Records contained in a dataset
━━━━

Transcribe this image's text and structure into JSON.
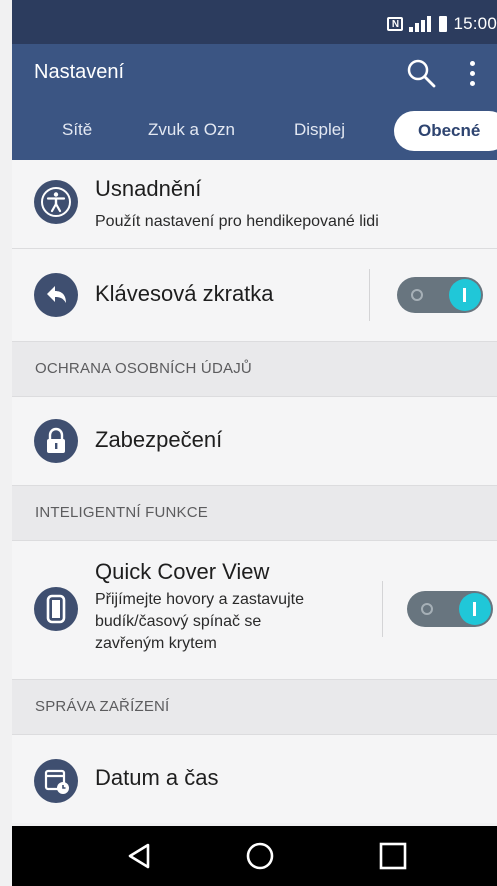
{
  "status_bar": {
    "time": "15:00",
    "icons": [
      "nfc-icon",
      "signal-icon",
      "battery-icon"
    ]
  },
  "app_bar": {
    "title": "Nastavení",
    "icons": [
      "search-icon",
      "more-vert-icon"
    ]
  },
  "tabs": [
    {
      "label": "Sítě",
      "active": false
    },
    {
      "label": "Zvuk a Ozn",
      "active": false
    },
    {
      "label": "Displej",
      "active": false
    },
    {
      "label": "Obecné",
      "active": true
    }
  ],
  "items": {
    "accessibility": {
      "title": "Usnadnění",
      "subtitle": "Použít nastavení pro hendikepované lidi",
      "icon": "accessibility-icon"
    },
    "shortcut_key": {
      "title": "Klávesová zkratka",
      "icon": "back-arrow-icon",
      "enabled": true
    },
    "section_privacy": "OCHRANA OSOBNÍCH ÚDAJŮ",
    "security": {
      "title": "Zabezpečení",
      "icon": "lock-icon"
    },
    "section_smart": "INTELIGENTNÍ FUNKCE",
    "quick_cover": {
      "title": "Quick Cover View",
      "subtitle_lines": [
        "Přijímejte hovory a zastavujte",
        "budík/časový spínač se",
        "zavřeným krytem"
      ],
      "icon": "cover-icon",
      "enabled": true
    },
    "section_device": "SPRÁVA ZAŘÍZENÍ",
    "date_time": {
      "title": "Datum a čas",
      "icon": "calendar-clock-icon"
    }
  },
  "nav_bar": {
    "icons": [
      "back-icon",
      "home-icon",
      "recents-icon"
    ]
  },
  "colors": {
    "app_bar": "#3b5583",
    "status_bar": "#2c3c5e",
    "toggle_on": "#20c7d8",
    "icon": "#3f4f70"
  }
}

━━━━

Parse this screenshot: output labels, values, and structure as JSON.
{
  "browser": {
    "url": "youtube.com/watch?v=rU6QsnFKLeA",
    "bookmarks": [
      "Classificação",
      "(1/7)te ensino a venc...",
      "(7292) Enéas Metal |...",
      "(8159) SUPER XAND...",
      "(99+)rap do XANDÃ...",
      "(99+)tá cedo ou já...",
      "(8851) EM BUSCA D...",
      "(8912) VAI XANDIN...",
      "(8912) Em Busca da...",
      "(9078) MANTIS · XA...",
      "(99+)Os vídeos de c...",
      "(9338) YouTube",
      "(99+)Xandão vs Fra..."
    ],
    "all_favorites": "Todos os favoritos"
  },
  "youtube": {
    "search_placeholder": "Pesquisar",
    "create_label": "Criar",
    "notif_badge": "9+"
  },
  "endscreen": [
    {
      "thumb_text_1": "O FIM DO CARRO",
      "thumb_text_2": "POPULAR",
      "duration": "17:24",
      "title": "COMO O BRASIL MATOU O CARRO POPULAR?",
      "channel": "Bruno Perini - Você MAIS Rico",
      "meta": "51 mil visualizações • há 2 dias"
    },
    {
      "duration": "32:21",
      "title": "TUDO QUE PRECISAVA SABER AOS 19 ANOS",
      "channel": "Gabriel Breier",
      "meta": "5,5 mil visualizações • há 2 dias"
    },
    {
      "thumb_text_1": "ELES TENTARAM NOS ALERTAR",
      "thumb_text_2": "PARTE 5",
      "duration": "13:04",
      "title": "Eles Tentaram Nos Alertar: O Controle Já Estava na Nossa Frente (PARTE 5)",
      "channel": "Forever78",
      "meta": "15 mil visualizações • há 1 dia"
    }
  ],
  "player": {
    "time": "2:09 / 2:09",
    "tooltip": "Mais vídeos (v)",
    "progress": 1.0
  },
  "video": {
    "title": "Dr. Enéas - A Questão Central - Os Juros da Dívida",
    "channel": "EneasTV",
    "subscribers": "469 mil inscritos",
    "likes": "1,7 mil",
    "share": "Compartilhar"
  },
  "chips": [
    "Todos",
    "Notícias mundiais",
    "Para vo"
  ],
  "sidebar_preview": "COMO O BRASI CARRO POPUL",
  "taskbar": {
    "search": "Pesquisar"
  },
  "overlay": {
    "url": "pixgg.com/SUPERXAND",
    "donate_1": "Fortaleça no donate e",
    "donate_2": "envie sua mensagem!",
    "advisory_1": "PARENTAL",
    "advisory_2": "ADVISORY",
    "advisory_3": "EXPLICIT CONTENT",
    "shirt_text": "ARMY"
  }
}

━━━━

■ Instructions for the task ■
Looking back at the lines above, state how many contain the word "duration", and supply nothing besides the number.

■ Solution to this exercise ■
3